* WHAT NEEDS TO BE DONE: Identify, in the records below, every line where the string "نشریه" appears, and copy each such line.

--- Begin DATA SECTION ---

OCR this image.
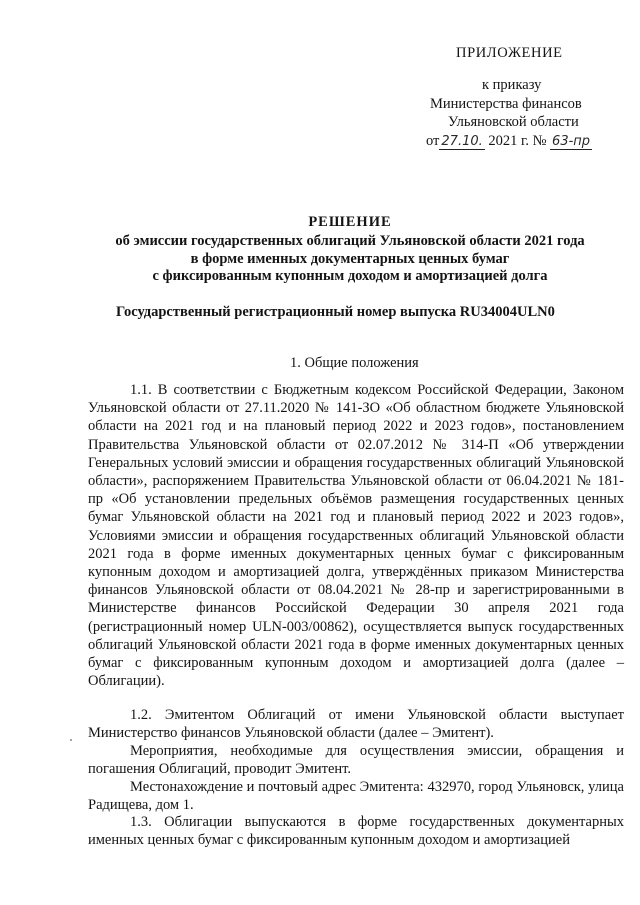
ПРИЛОЖЕНИЕ
к приказу
Министерства финансов
Ульяновской области
от 27.10. 2021 г. № 63-пр
РЕШЕНИЕ
об эмиссии государственных облигаций Ульяновской области 2021 года
в форме именных документарных ценных бумаг
с фиксированным купонным доходом и амортизацией долга
Государственный регистрационный номер выпуска RU34004ULN0
1. Общие положения
1.1. В соответствии с Бюджетным кодексом Российской Федерации, Законом Ульяновской области от 27.11.2020 № 141-ЗО «Об областном бюджете Ульяновской области на 2021 год и на плановый период 2022 и 2023 годов», постановлением Правительства Ульяновской области от 02.07.2012 № 314-П «Об утверждении Генеральных условий эмиссии и обращения государственных облигаций Ульяновской области», распоряжением Правительства Ульяновской области от 06.04.2021 № 181-пр «Об установлении предельных объёмов размещения государственных ценных бумаг Ульяновской области на 2021 год и плановый период 2022 и 2023 годов», Условиями эмиссии и обращения государственных облигаций Ульяновской области 2021 года в форме именных документарных ценных бумаг с фиксированным купонным доходом и амортизацией долга, утверждённых приказом Министерства финансов Ульяновской области от 08.04.2021 № 28-пр и зарегистрированными в Министерстве финансов Российской Федерации 30 апреля 2021 года (регистрационный номер ULN-003/00862), осуществляется выпуск государственных облигаций Ульяновской области 2021 года в форме именных документарных ценных бумаг с фиксированным купонным доходом и амортизацией долга (далее – Облигации).
1.2. Эмитентом Облигаций от имени Ульяновской области выступает Министерство финансов Ульяновской области (далее – Эмитент).
Мероприятия, необходимые для осуществления эмиссии, обращения и погашения Облигаций, проводит Эмитент.
Местонахождение и почтовый адрес Эмитента: 432970, город Ульяновск, улица Радищева, дом 1.
1.3. Облигации выпускаются в форме государственных документарных именных ценных бумаг с фиксированным купонным доходом и амортизацией
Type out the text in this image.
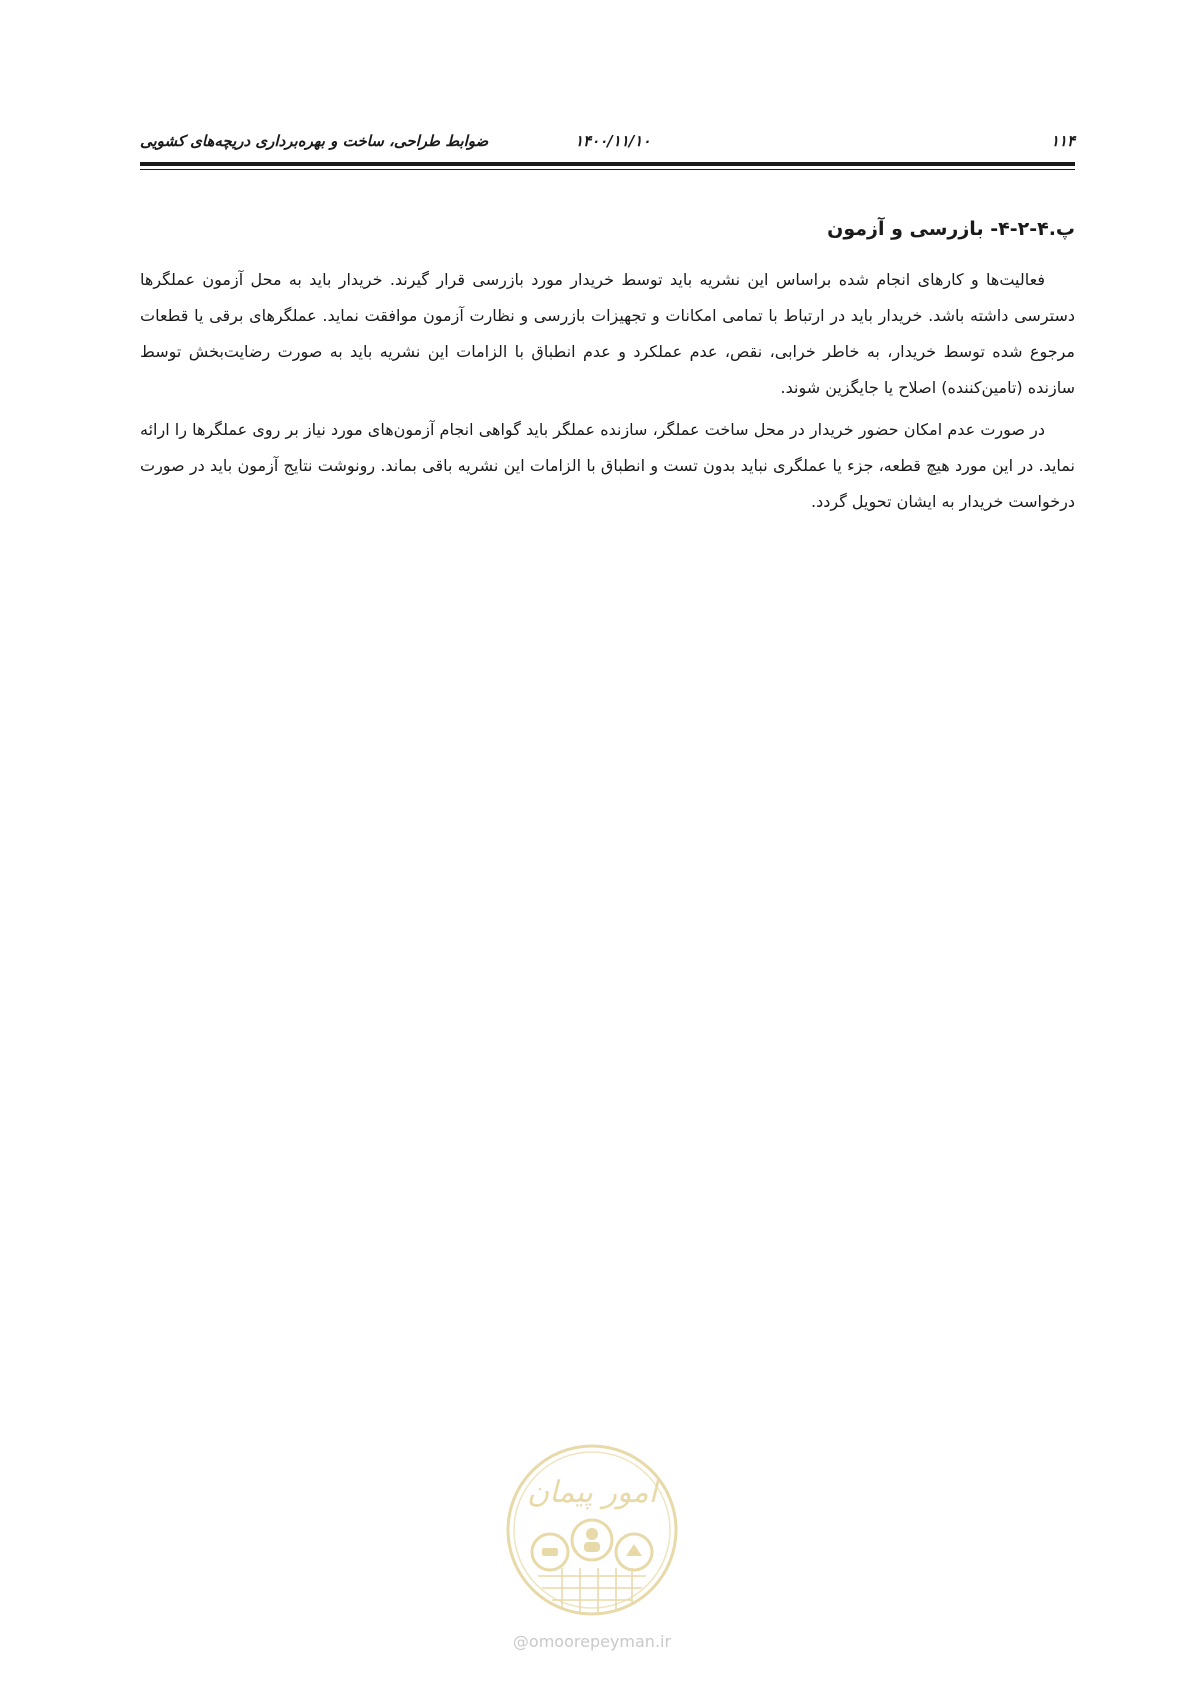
۱۱۴
۱۴۰۰/۱۱/۱۰
ضوابط طراحی، ساخت و بهره‌برداری دریچه‌های کشویی
پ.۴-۲-۴- بازرسی و آزمون

فعالیت‌ها و کارهای انجام شده براساس این نشریه باید توسط خریدار مورد بازرسی قرار گیرند. خریدار باید به محل آزمون عملگرها دسترسی داشته باشد. خریدار باید در ارتباط با تمامی امکانات و تجهیزات بازرسی و نظارت آزمون موافقت نماید. عملگرهای برقی یا قطعات مرجوع شده توسط خریدار، به خاطر خرابی، نقص، عدم عملکرد و عدم انطباق با الزامات این نشریه باید به صورت رضایت‌بخش توسط سازنده (تامین‌کننده) اصلاح یا جایگزین شوند.

در صورت عدم امکان حضور خریدار در محل ساخت عملگر، سازنده عملگر باید گواهی انجام آزمون‌های مورد نیاز بر روی عملگرها را ارائه نماید. در این مورد هیچ قطعه، جزء یا عملگری نباید بدون تست و انطباق با الزامات این نشریه باقی بماند. رونوشت نتایج آزمون باید در صورت درخواست خریدار به ایشان تحویل گردد.

امور پیمان
@omoorepeyman.ir
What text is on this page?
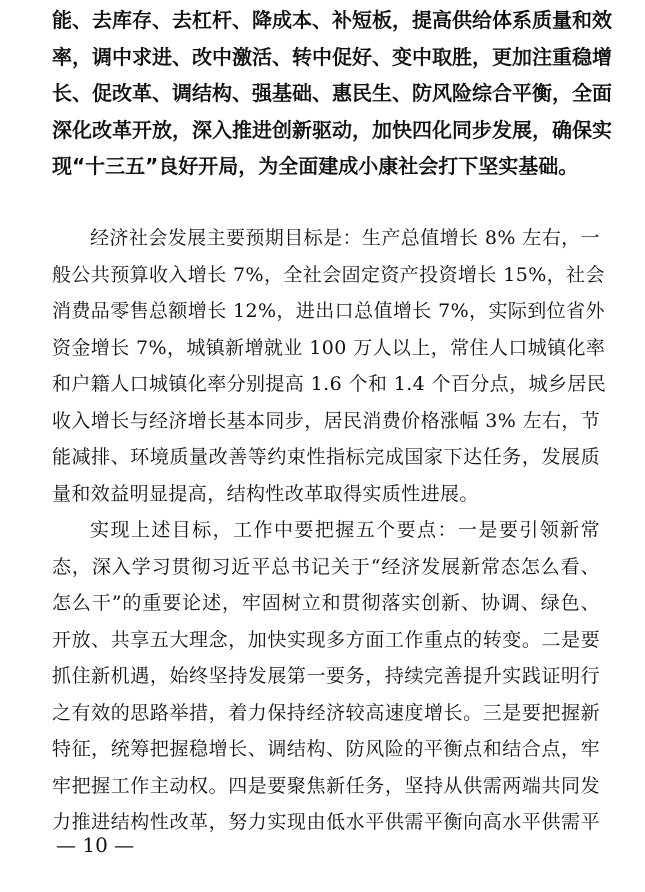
能、去库存、去杠杆、降成本、补短板，提高供给体系质量和效
率，调中求进、改中激活、转中促好、变中取胜，更加注重稳增
长、促改革、调结构、强基础、惠民生、防风险综合平衡，全面
深化改革开放，深入推进创新驱动，加快四化同步发展，确保实
现“十三五”良好开局，为全面建成小康社会打下坚实基础。
经济社会发展主要预期目标是：生产总值增长 8% 左右，一
般公共预算收入增长 7%，全社会固定资产投资增长 15%，社会
消费品零售总额增长 12%，进出口总值增长 7%，实际到位省外
资金增长 7%，城镇新增就业 100 万人以上，常住人口城镇化率
和户籍人口城镇化率分别提高 1.6 个和 1.4 个百分点，城乡居民
收入增长与经济增长基本同步，居民消费价格涨幅 3% 左右，节
能减排、环境质量改善等约束性指标完成国家下达任务，发展质
量和效益明显提高，结构性改革取得实质性进展。
实现上述目标，工作中要把握五个要点：一是要引领新常
态，深入学习贯彻习近平总书记关于“经济发展新常态怎么看、
怎么干”的重要论述，牢固树立和贯彻落实创新、协调、绿色、
开放、共享五大理念，加快实现多方面工作重点的转变。二是要
抓住新机遇，始终坚持发展第一要务，持续完善提升实践证明行
之有效的思路举措，着力保持经济较高速度增长。三是要把握新
特征，统筹把握稳增长、调结构、防风险的平衡点和结合点，牢
牢把握工作主动权。四是要聚焦新任务，坚持从供需两端共同发
力推进结构性改革，努力实现由低水平供需平衡向高水平供需平
— 10 —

--- End DATA SECTION ---

* ANSWER TO THIS PROBLEM:
فعالیت‌ها و کارهای انجام شده براساس این نشریه باید توسط خریدار مورد بازرسی قرار گیرند. خریدار باید به محل آزمون عملگرها دسترسی داشته باشد. خریدار باید در ارتباط با تمامی امکانات و تجهیزات بازرسی و نظارت آزمون موافقت نماید. عملگرهای برقی یا قطعات مرجوع شده توسط خریدار، به خاطر خرابی، نقص، عدم عملکرد و عدم انطباق با الزامات این نشریه باید به صورت رضایت‌بخش توسط سازنده (تامین‌کننده) اصلاح یا جایگزین شوند.
در صورت عدم امکان حضور خریدار در محل ساخت عملگر، سازنده عملگر باید گواهی انجام آزمون‌های مورد نیاز بر روی عملگرها را ارائه نماید. در این مورد هیچ قطعه، جزء یا عملگری نباید بدون تست و انطباق با الزامات این نشریه باقی بماند. رونوشت نتایج آزمون باید در صورت درخواست خریدار به ایشان تحویل گردد.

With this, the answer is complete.